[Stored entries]
****

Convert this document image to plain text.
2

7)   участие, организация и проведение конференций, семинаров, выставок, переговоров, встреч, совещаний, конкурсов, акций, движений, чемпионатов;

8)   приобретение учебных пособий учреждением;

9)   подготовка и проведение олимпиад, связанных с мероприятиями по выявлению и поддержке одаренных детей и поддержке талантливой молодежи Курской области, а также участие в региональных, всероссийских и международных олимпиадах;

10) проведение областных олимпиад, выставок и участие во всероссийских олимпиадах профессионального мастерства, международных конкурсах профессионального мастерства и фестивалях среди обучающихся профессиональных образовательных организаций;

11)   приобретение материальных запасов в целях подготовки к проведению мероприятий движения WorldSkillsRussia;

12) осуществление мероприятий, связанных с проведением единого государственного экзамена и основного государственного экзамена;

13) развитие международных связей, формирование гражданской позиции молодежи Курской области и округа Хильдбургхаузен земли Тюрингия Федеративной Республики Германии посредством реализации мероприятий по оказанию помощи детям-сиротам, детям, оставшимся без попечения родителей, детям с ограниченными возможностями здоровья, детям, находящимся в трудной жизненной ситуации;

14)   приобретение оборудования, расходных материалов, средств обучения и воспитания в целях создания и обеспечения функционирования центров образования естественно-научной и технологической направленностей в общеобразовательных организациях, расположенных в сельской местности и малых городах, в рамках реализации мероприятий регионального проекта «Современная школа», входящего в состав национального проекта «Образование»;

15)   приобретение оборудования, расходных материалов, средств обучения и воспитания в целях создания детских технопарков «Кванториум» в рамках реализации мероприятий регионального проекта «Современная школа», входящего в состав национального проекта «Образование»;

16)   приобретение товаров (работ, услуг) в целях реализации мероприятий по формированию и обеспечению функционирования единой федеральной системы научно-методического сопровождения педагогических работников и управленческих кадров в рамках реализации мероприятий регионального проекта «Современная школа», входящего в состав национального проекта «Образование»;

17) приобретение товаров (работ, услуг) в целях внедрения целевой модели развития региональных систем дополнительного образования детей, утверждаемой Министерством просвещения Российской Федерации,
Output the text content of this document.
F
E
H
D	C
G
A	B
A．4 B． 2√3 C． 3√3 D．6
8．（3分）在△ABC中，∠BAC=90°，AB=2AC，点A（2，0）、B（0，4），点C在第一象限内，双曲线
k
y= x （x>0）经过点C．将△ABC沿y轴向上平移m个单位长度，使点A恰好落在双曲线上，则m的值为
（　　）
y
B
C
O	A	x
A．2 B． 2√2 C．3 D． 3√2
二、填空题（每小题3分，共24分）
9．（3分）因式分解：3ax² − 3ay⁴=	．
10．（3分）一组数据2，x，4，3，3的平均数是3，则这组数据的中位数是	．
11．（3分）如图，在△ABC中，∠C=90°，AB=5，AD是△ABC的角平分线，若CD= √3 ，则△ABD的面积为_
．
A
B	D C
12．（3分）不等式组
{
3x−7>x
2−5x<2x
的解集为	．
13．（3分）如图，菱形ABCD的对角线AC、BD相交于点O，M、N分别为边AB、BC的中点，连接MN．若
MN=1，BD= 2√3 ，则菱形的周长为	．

****

BRIEF
Return all of the data precisely as it appears.

COMPLETE RESPONSE
Convert this document image to plain text.
2

7)   участие, организация и проведение конференций, семинаров, выставок, переговоров, встреч, совещаний, конкурсов, акций, движений, чемпионатов;

8)   приобретение учебных пособий учреждением;

9)   подготовка и проведение олимпиад, связанных с мероприятиями по выявлению и поддержке одаренных детей и поддержке талантливой молодежи Курской области, а также участие в региональных, всероссийских и международных олимпиадах;

10) проведение областных олимпиад, выставок и участие во всероссийских олимпиадах профессионального мастерства, международных конкурсах профессионального мастерства и фестивалях среди обучающихся профессиональных образовательных организаций;

11)   приобретение материальных запасов в целях подготовки к проведению мероприятий движения WorldSkillsRussia;

12) осуществление мероприятий, связанных с проведением единого государственного экзамена и основного государственного экзамена;

13) развитие международных связей, формирование гражданской позиции молодежи Курской области и округа Хильдбургхаузен земли Тюрингия Федеративной Республики Германии посредством реализации мероприятий по оказанию помощи детям-сиротам, детям, оставшимся без попечения родителей, детям с ограниченными возможностями здоровья, детям, находящимся в трудной жизненной ситуации;

14)   приобретение оборудования, расходных материалов, средств обучения и воспитания в целях создания и обеспечения функционирования центров образования естественно-научной и технологической направленностей в общеобразовательных организациях, расположенных в сельской местности и малых городах, в рамках реализации мероприятий регионального проекта «Современная школа», входящего в состав национального проекта «Образование»;

15)   приобретение оборудования, расходных материалов, средств обучения и воспитания в целях создания детских технопарков «Кванториум» в рамках реализации мероприятий регионального проекта «Современная школа», входящего в состав национального проекта «Образование»;

16)   приобретение товаров (работ, услуг) в целях реализации мероприятий по формированию и обеспечению функционирования единой федеральной системы научно-методического сопровождения педагогических работников и управленческих кадров в рамках реализации мероприятий регионального проекта «Современная школа», входящего в состав национального проекта «Образование»;

17) приобретение товаров (работ, услуг) в целях внедрения целевой модели развития региональных систем дополнительного образования детей, утверждаемой Министерством просвещения Российской Федерации,
Output the text content of this document.
F
E
H
D	C
G
A	B
A．4 B． 2√3 C． 3√3 D．6
8．（3分）在△ABC中，∠BAC=90°，AB=2AC，点A（2，0）、B（0，4），点C在第一象限内，双曲线
k
y= x （x>0）经过点C．将△ABC沿y轴向上平移m个单位长度，使点A恰好落在双曲线上，则m的值为
（　　）
y
B
C
O	A	x
A．2 B． 2√2 C．3 D． 3√2
二、填空题（每小题3分，共24分）
9．（3分）因式分解：3ax² − 3ay⁴=	．
10．（3分）一组数据2，x，4，3，3的平均数是3，则这组数据的中位数是	．
11．（3分）如图，在△ABC中，∠C=90°，AB=5，AD是△ABC的角平分线，若CD= √3 ，则△ABD的面积为_
．
A
B	D C
12．（3分）不等式组
{
3x−7>x
2−5x<2x
的解集为	．
13．（3分）如图，菱形ABCD的对角线AC、BD相交于点O，M、N分别为边AB、BC的中点，连接MN．若
MN=1，BD= 2√3 ，则菱形的周长为	．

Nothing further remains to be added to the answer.